北朝鮮の朝鮮中央通信は25日、北東部豊渓里(プンゲリ)の核実験場が完全に廃棄されたと報道し、坑道などの爆破場面の写真を公表した。白煙が上がったり、木造の施設がバラバラになったりした様子などが写っている。だが専門家からは「政治ショー」との見方とともに、放射性物質が漏れ出す可能性を指摘する声も上がっている。
写真には、2009~17年に実施された第2~6回の核実験で使われた坑道の入り口で、北朝鮮当局者が記者団に説明する様子や坑道などが爆破される瞬間などが収められている。
これに先立ち、核兵器研究所は24日深夜に発表した声明の中で「二つの坑道がいつでも核実験できる水準だったことを国内外の記者団が確認した」と伝えた。実験場にある四つの坑道のうち、未使用の第3、第4坑道も爆破されたことを強調したとみられる。

▶ 資料抜粋
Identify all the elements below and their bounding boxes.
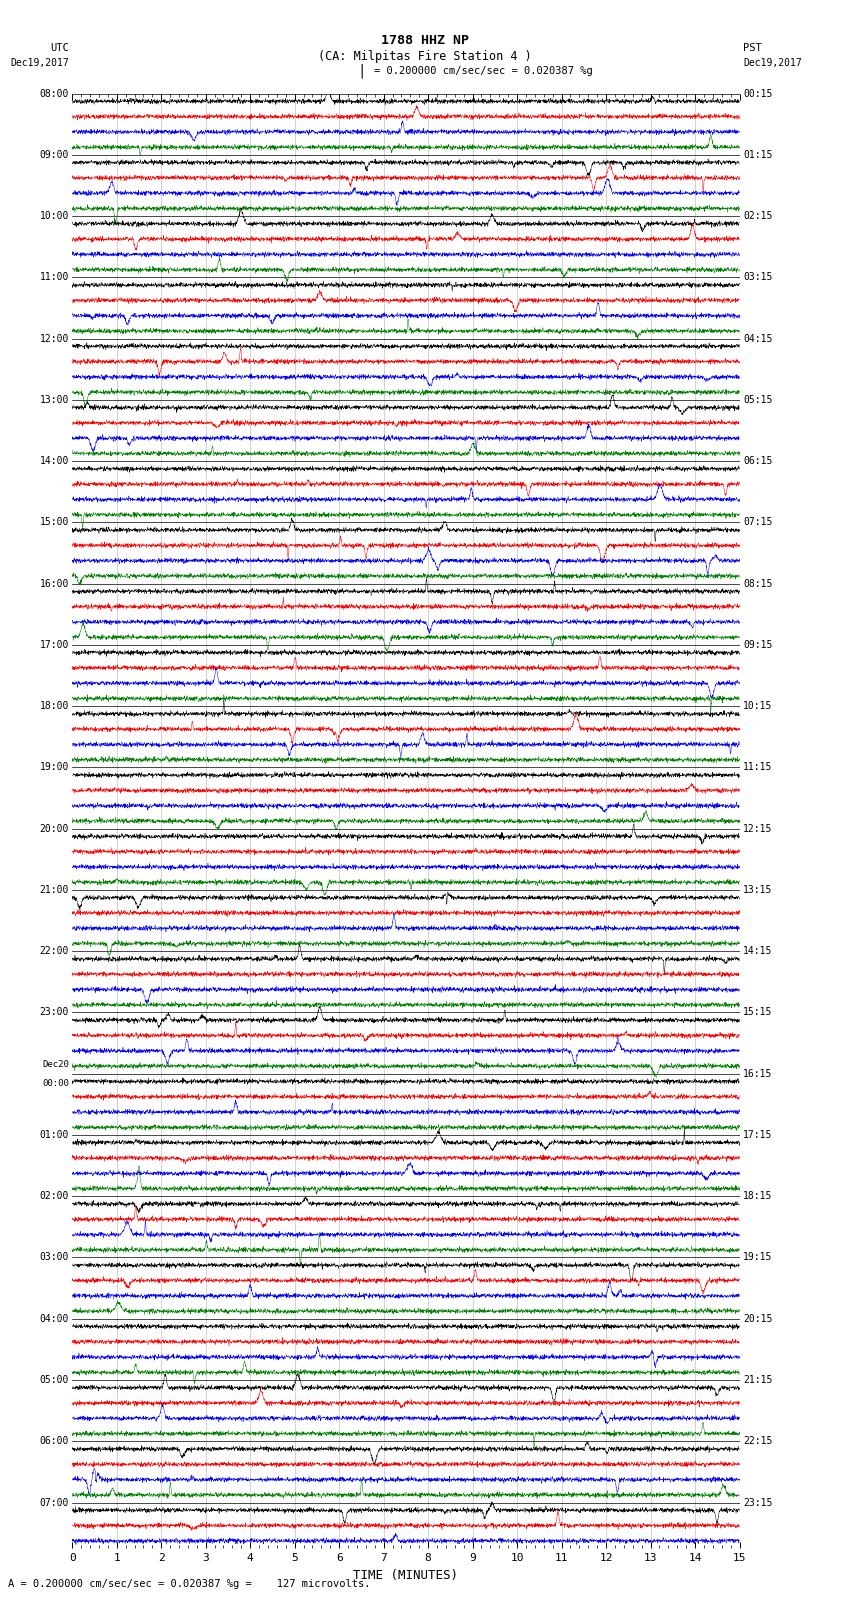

▶ 課題内容
**1.** 豊渓里の核実験場の記事によると、核兵器研究所の声明は「二つの坑道がいつでも核実験できる水準だった」と伝えた。この声明は何を強調したものとみられているか、説明せよ。
**2.** 豊渓里の核実験場の記事で、写真に写っている坑道の入り口は、いつの何回目の核実験で使われたものとされているか。

▶ 課題の解答
**1.** 実験場にある四つの坑道のうち、まだ使われていなかった第3、第4坑道も爆破されたことを強調したものとみられている。

**2.** 2009~17年に実施された第2~6回の核実験で使われたものである。